Exactly reproduce the lines from the one containing "Serialize everything readable" through the last line of the data, both ends included, leaving out pictures.

[Data entries]
# # # #
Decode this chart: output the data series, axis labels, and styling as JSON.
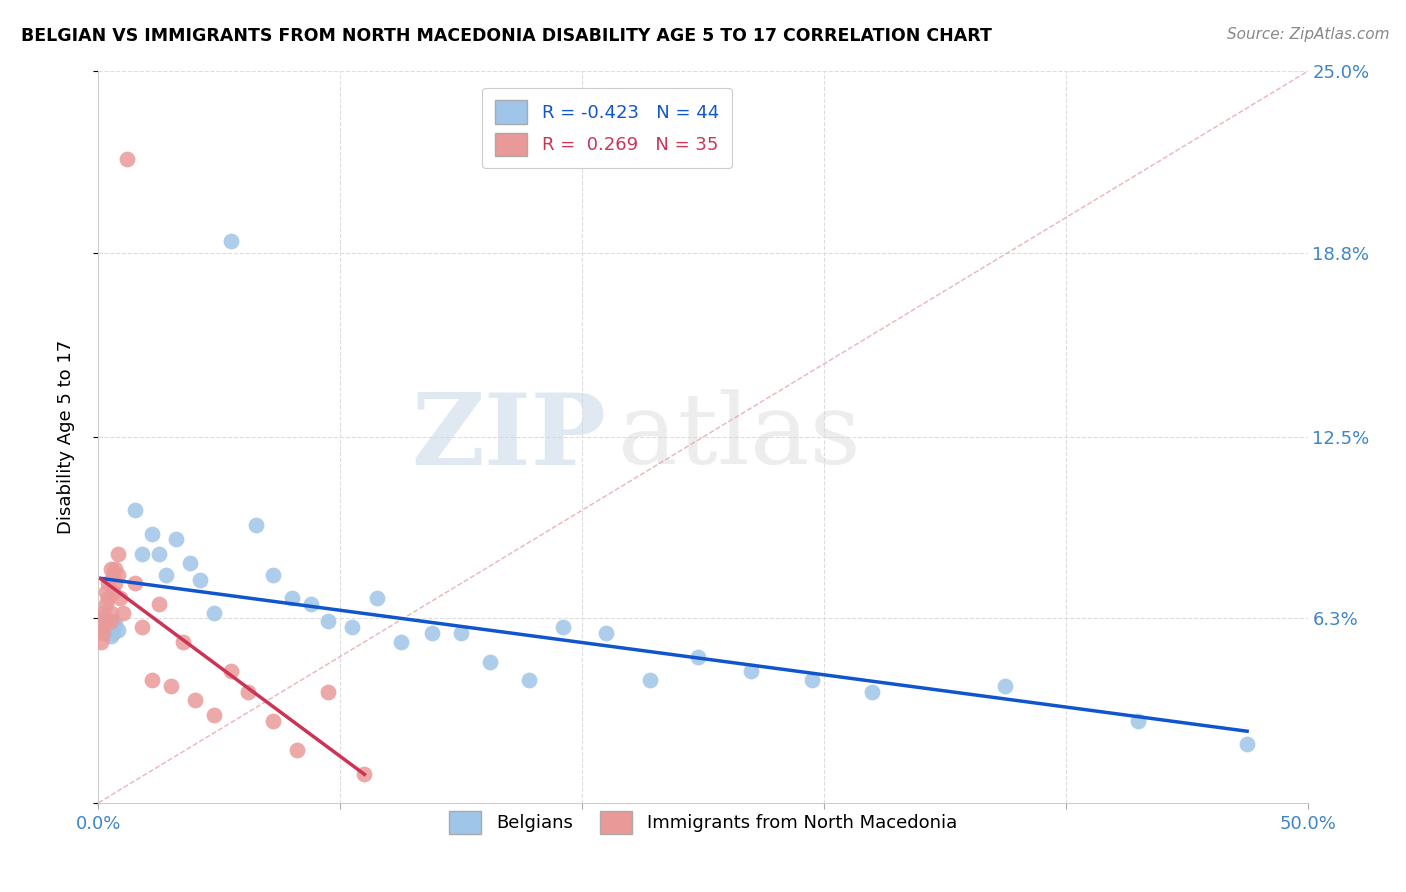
{
  "title": "BELGIAN VS IMMIGRANTS FROM NORTH MACEDONIA DISABILITY AGE 5 TO 17 CORRELATION CHART",
  "source": "Source: ZipAtlas.com",
  "ylabel": "Disability Age 5 to 17",
  "xlim": [
    0.0,
    0.5
  ],
  "ylim": [
    0.0,
    0.25
  ],
  "belgian_color": "#9fc5e8",
  "macedonian_color": "#ea9999",
  "trend_blue": "#1155cc",
  "trend_pink": "#cc3355",
  "R_belgian": -0.423,
  "N_belgian": 44,
  "R_macedonian": 0.269,
  "N_macedonian": 35,
  "watermark_zip": "ZIP",
  "watermark_atlas": "atlas",
  "belgians_x": [
    0.001,
    0.002,
    0.003,
    0.003,
    0.004,
    0.004,
    0.005,
    0.005,
    0.006,
    0.006,
    0.007,
    0.008,
    0.015,
    0.018,
    0.022,
    0.025,
    0.028,
    0.032,
    0.038,
    0.042,
    0.048,
    0.055,
    0.065,
    0.072,
    0.08,
    0.088,
    0.095,
    0.105,
    0.115,
    0.125,
    0.138,
    0.15,
    0.162,
    0.178,
    0.192,
    0.21,
    0.228,
    0.248,
    0.27,
    0.295,
    0.32,
    0.375,
    0.43,
    0.475
  ],
  "belgians_y": [
    0.063,
    0.062,
    0.061,
    0.059,
    0.058,
    0.06,
    0.057,
    0.06,
    0.058,
    0.062,
    0.061,
    0.059,
    0.1,
    0.085,
    0.092,
    0.085,
    0.078,
    0.09,
    0.082,
    0.076,
    0.065,
    0.192,
    0.095,
    0.078,
    0.07,
    0.068,
    0.062,
    0.06,
    0.07,
    0.055,
    0.058,
    0.058,
    0.048,
    0.042,
    0.06,
    0.058,
    0.042,
    0.05,
    0.045,
    0.042,
    0.038,
    0.04,
    0.028,
    0.02
  ],
  "macedonians_x": [
    0.001,
    0.001,
    0.002,
    0.002,
    0.003,
    0.003,
    0.003,
    0.004,
    0.004,
    0.005,
    0.005,
    0.005,
    0.006,
    0.006,
    0.007,
    0.007,
    0.008,
    0.008,
    0.009,
    0.01,
    0.012,
    0.015,
    0.018,
    0.022,
    0.025,
    0.03,
    0.035,
    0.04,
    0.048,
    0.055,
    0.062,
    0.072,
    0.082,
    0.095,
    0.11
  ],
  "macedonians_y": [
    0.06,
    0.055,
    0.065,
    0.058,
    0.072,
    0.068,
    0.062,
    0.075,
    0.07,
    0.08,
    0.062,
    0.065,
    0.078,
    0.072,
    0.08,
    0.075,
    0.085,
    0.078,
    0.07,
    0.065,
    0.22,
    0.075,
    0.06,
    0.042,
    0.068,
    0.04,
    0.055,
    0.035,
    0.03,
    0.045,
    0.038,
    0.028,
    0.018,
    0.038,
    0.01
  ]
}
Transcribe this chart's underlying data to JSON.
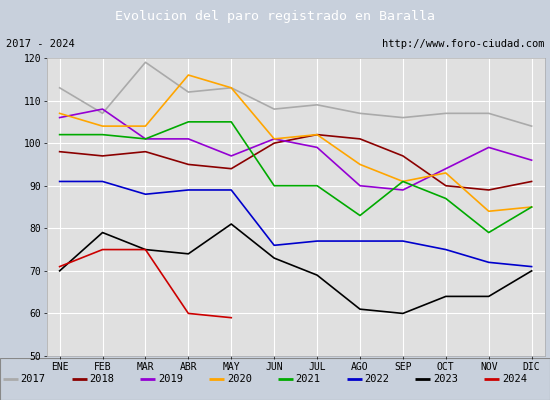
{
  "title": "Evolucion del paro registrado en Baralla",
  "subtitle_left": "2017 - 2024",
  "subtitle_right": "http://www.foro-ciudad.com",
  "months": [
    "ENE",
    "FEB",
    "MAR",
    "ABR",
    "MAY",
    "JUN",
    "JUL",
    "AGO",
    "SEP",
    "OCT",
    "NOV",
    "DIC"
  ],
  "ylim": [
    50,
    120
  ],
  "yticks": [
    50,
    60,
    70,
    80,
    90,
    100,
    110,
    120
  ],
  "series": {
    "2017": {
      "color": "#aaaaaa",
      "values": [
        113,
        107,
        119,
        112,
        113,
        108,
        109,
        107,
        106,
        107,
        107,
        104
      ]
    },
    "2018": {
      "color": "#8b0000",
      "values": [
        98,
        97,
        98,
        95,
        94,
        100,
        102,
        101,
        97,
        90,
        89,
        91
      ]
    },
    "2019": {
      "color": "#9400d3",
      "values": [
        106,
        108,
        101,
        101,
        97,
        101,
        99,
        90,
        89,
        94,
        99,
        96
      ]
    },
    "2020": {
      "color": "#ffa500",
      "values": [
        107,
        104,
        104,
        116,
        113,
        101,
        102,
        95,
        91,
        93,
        84,
        85
      ]
    },
    "2021": {
      "color": "#00aa00",
      "values": [
        102,
        102,
        101,
        105,
        105,
        90,
        90,
        83,
        91,
        87,
        79,
        85
      ]
    },
    "2022": {
      "color": "#0000cc",
      "values": [
        91,
        91,
        88,
        89,
        89,
        76,
        77,
        77,
        77,
        75,
        72,
        71
      ]
    },
    "2023": {
      "color": "#000000",
      "values": [
        70,
        79,
        75,
        74,
        81,
        73,
        69,
        61,
        60,
        64,
        64,
        70
      ]
    },
    "2024": {
      "color": "#cc0000",
      "values": [
        71,
        75,
        75,
        60,
        59,
        null,
        null,
        null,
        null,
        null,
        null,
        null
      ]
    }
  },
  "background_color": "#c8d0dc",
  "plot_bg_color": "#e0e0e0",
  "title_bg_color": "#4a86c8",
  "title_color": "#ffffff",
  "grid_color": "#ffffff",
  "subtitle_bg": "#ffffff",
  "legend_bg": "#ffffff",
  "legend_colors": {
    "2017": "#aaaaaa",
    "2018": "#8b0000",
    "2019": "#9400d3",
    "2020": "#ffa500",
    "2021": "#00aa00",
    "2022": "#0000cc",
    "2023": "#000000",
    "2024": "#cc0000"
  }
}
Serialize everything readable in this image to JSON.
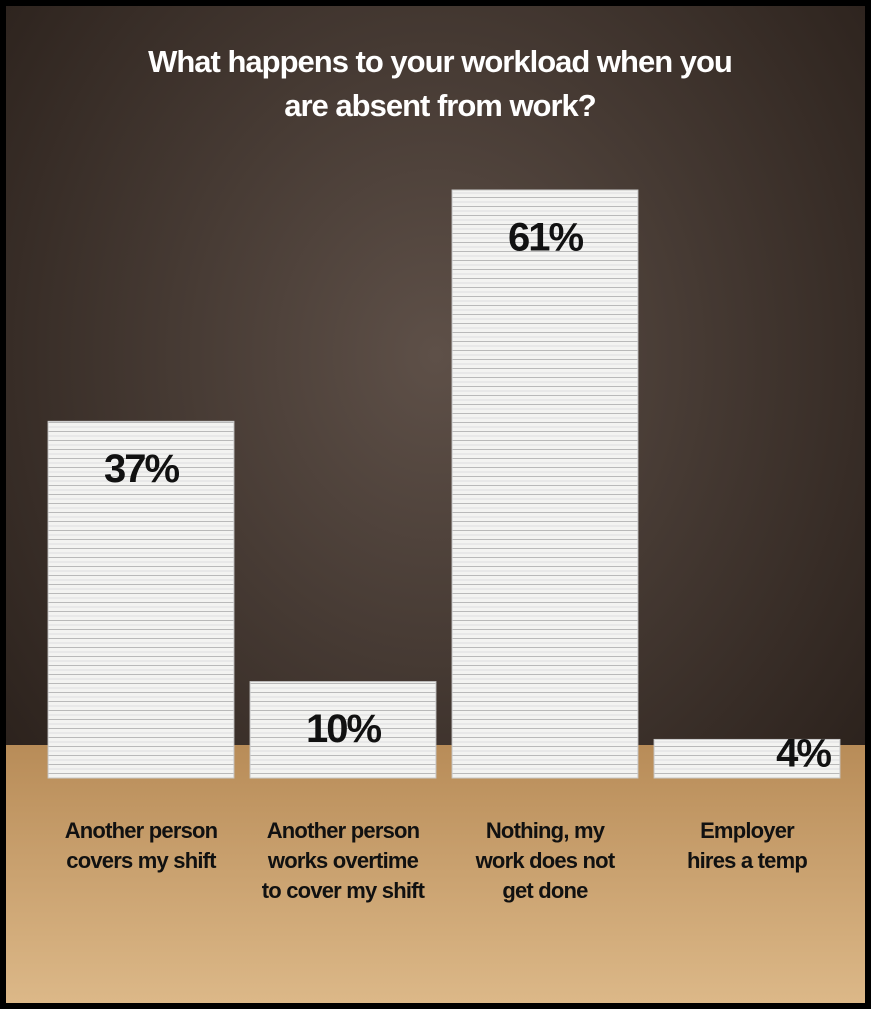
{
  "chart_data": {
    "type": "bar",
    "title": "What happens to your workload when you\nare absent from work?",
    "categories": [
      "Another person\ncovers my shift",
      "Another person\nworks overtime\nto cover my shift",
      "Nothing, my\nwork does not\nget done",
      "Employer\nhires a temp"
    ],
    "values": [
      37,
      10,
      61,
      4
    ],
    "value_labels": [
      "37%",
      "10%",
      "61%",
      "4%"
    ],
    "color": "#f2f2f0"
  }
}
# # # #
## IN RESPONSE
Serialize everything readable in this image to JSON.
{
  "chart_data": {
    "type": "bar",
    "title": "What happens to your workload when you\nare absent from work?",
    "categories": [
      "Another person\ncovers my shift",
      "Another person\nworks overtime\nto cover my shift",
      "Nothing, my\nwork does not\nget done",
      "Employer\nhires a temp"
    ],
    "values": [
      37,
      10,
      61,
      4
    ],
    "value_labels": [
      "37%",
      "10%",
      "61%",
      "4%"
    ],
    "color": "#f2f2f0"
  }
}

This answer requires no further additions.